Copy every line below word for word, leaving out the pictures.
# Start of Source material
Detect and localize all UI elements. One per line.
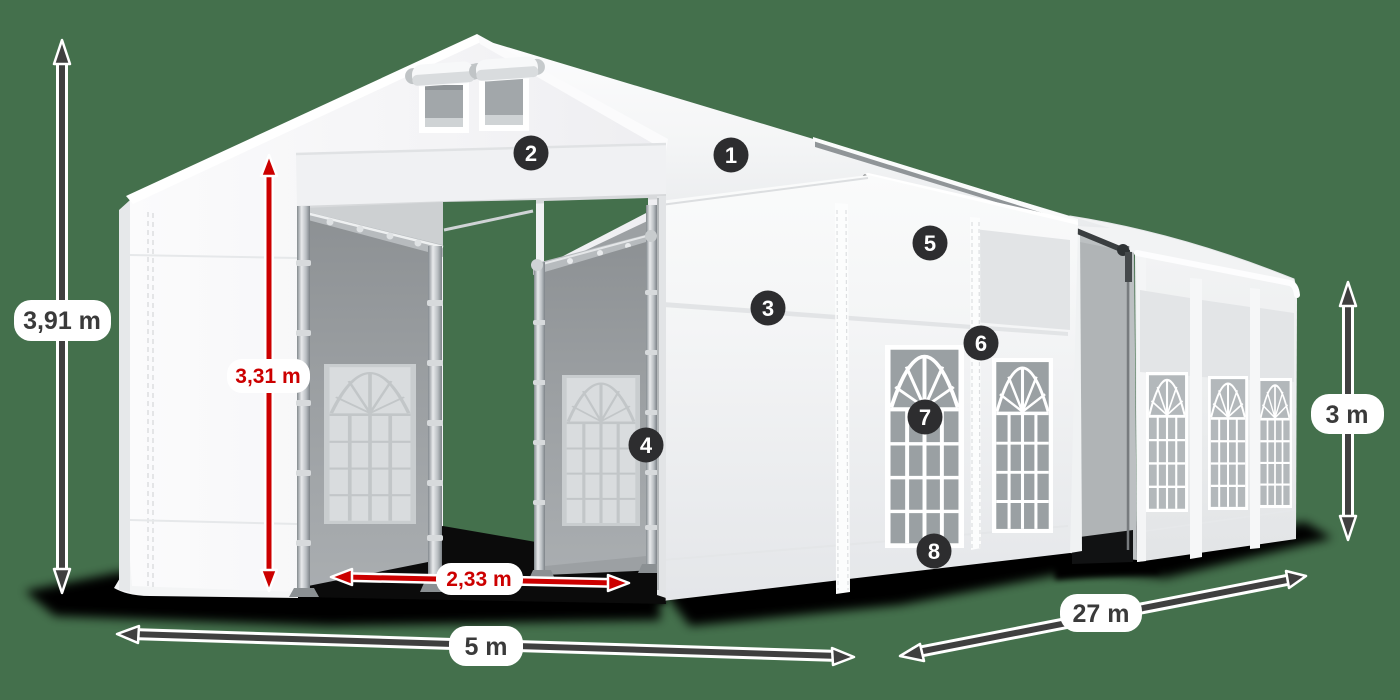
svg-text:3,31 m: 3,31 m — [235, 365, 300, 388]
svg-text:27 m: 27 m — [1073, 600, 1130, 628]
svg-text:3 m: 3 m — [1325, 401, 1368, 429]
svg-text:7: 7 — [919, 405, 931, 430]
svg-text:2: 2 — [525, 141, 537, 166]
svg-text:3,91 m: 3,91 m — [23, 307, 101, 335]
svg-text:4: 4 — [640, 433, 653, 458]
svg-text:5: 5 — [924, 231, 936, 256]
svg-text:5 m: 5 m — [464, 633, 507, 661]
svg-text:2,33 m: 2,33 m — [446, 568, 511, 591]
svg-text:3: 3 — [762, 296, 774, 321]
svg-text:1: 1 — [725, 143, 737, 168]
svg-text:6: 6 — [975, 331, 987, 356]
svg-text:8: 8 — [928, 539, 940, 564]
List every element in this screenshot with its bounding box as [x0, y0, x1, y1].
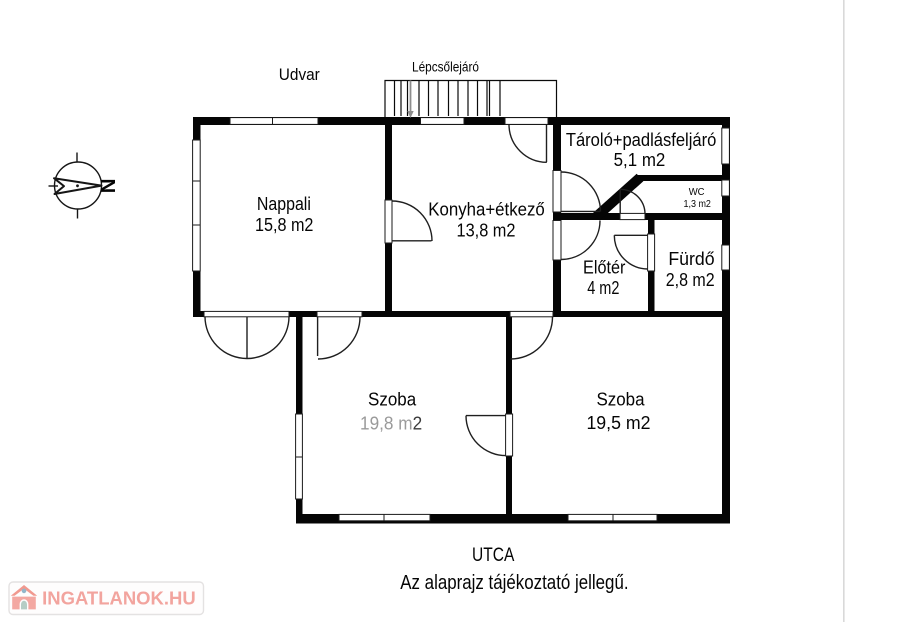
svg-text:Udvar: Udvar — [279, 65, 320, 84]
svg-text:15,8 m2: 15,8 m2 — [255, 214, 314, 235]
svg-text:Fürdő: Fürdő — [668, 248, 714, 269]
svg-text:Konyha+étkező: Konyha+étkező — [428, 198, 545, 219]
svg-text:13,8 m2: 13,8 m2 — [457, 220, 516, 241]
svg-text:5,1 m2: 5,1 m2 — [614, 150, 666, 170]
svg-text:2,8 m2: 2,8 m2 — [666, 269, 715, 290]
svg-text:Előtér: Előtér — [583, 257, 625, 278]
svg-text:Az alaprajz tájékoztató jelleg: Az alaprajz tájékoztató jellegű. — [400, 571, 628, 594]
svg-text:Szoba: Szoba — [368, 389, 417, 410]
svg-text:N: N — [96, 178, 119, 193]
svg-text:WC: WC — [689, 186, 705, 198]
svg-text:4 m2: 4 m2 — [587, 277, 619, 298]
svg-text:19,8 m2: 19,8 m2 — [360, 412, 422, 433]
svg-text:Szoba: Szoba — [596, 389, 645, 410]
svg-text:INGATLANOK.HU: INGATLANOK.HU — [42, 589, 196, 609]
svg-text:Tároló+padlásfeljáró: Tároló+padlásfeljáró — [566, 130, 717, 150]
svg-text:19,5 m2: 19,5 m2 — [586, 412, 650, 433]
svg-text:Nappali: Nappali — [257, 193, 311, 214]
svg-text:UTCA: UTCA — [472, 545, 515, 566]
svg-text:Lépcsőlejáró: Lépcsőlejáró — [412, 60, 479, 75]
svg-text:1,3 m2: 1,3 m2 — [683, 198, 711, 210]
# End of Source material
* Written solution:
Detect and localize all UI elements. One per line.
svg-text:3,31 m: 3,31 m — [235, 365, 300, 388]
svg-text:27 m: 27 m — [1073, 600, 1130, 628]
svg-text:3 m: 3 m — [1325, 401, 1368, 429]
svg-text:7: 7 — [919, 405, 931, 430]
svg-text:2: 2 — [525, 141, 537, 166]
svg-text:3,91 m: 3,91 m — [23, 307, 101, 335]
svg-text:4: 4 — [640, 433, 653, 458]
svg-text:5: 5 — [924, 231, 936, 256]
svg-text:5 m: 5 m — [464, 633, 507, 661]
svg-text:2,33 m: 2,33 m — [446, 568, 511, 591]
svg-text:3: 3 — [762, 296, 774, 321]
svg-text:1: 1 — [725, 143, 737, 168]
svg-text:6: 6 — [975, 331, 987, 356]
svg-text:8: 8 — [928, 539, 940, 564]
List every element in this screenshot with its bounding box as [x0, y0, x1, y1].
svg-text:Udvar: Udvar — [279, 65, 320, 84]
svg-text:15,8 m2: 15,8 m2 — [255, 214, 314, 235]
svg-text:Fürdő: Fürdő — [668, 248, 714, 269]
svg-text:Konyha+étkező: Konyha+étkező — [428, 198, 545, 219]
svg-text:13,8 m2: 13,8 m2 — [457, 220, 516, 241]
svg-text:5,1 m2: 5,1 m2 — [614, 150, 666, 170]
svg-text:2,8 m2: 2,8 m2 — [666, 269, 715, 290]
svg-text:Előtér: Előtér — [583, 257, 625, 278]
svg-text:Az alaprajz tájékoztató jelleg: Az alaprajz tájékoztató jellegű. — [400, 571, 628, 594]
svg-text:Szoba: Szoba — [368, 389, 417, 410]
svg-text:N: N — [96, 178, 119, 193]
svg-text:WC: WC — [689, 186, 705, 198]
svg-text:4 m2: 4 m2 — [587, 277, 619, 298]
svg-text:19,8 m2: 19,8 m2 — [360, 412, 422, 433]
svg-text:Szoba: Szoba — [596, 389, 645, 410]
svg-text:INGATLANOK.HU: INGATLANOK.HU — [42, 589, 196, 609]
svg-text:Tároló+padlásfeljáró: Tároló+padlásfeljáró — [566, 130, 717, 150]
svg-text:19,5 m2: 19,5 m2 — [586, 412, 650, 433]
svg-text:Nappali: Nappali — [257, 193, 311, 214]
svg-text:UTCA: UTCA — [472, 545, 515, 566]
svg-text:Lépcsőlejáró: Lépcsőlejáró — [412, 60, 479, 75]
svg-text:1,3 m2: 1,3 m2 — [683, 198, 711, 210]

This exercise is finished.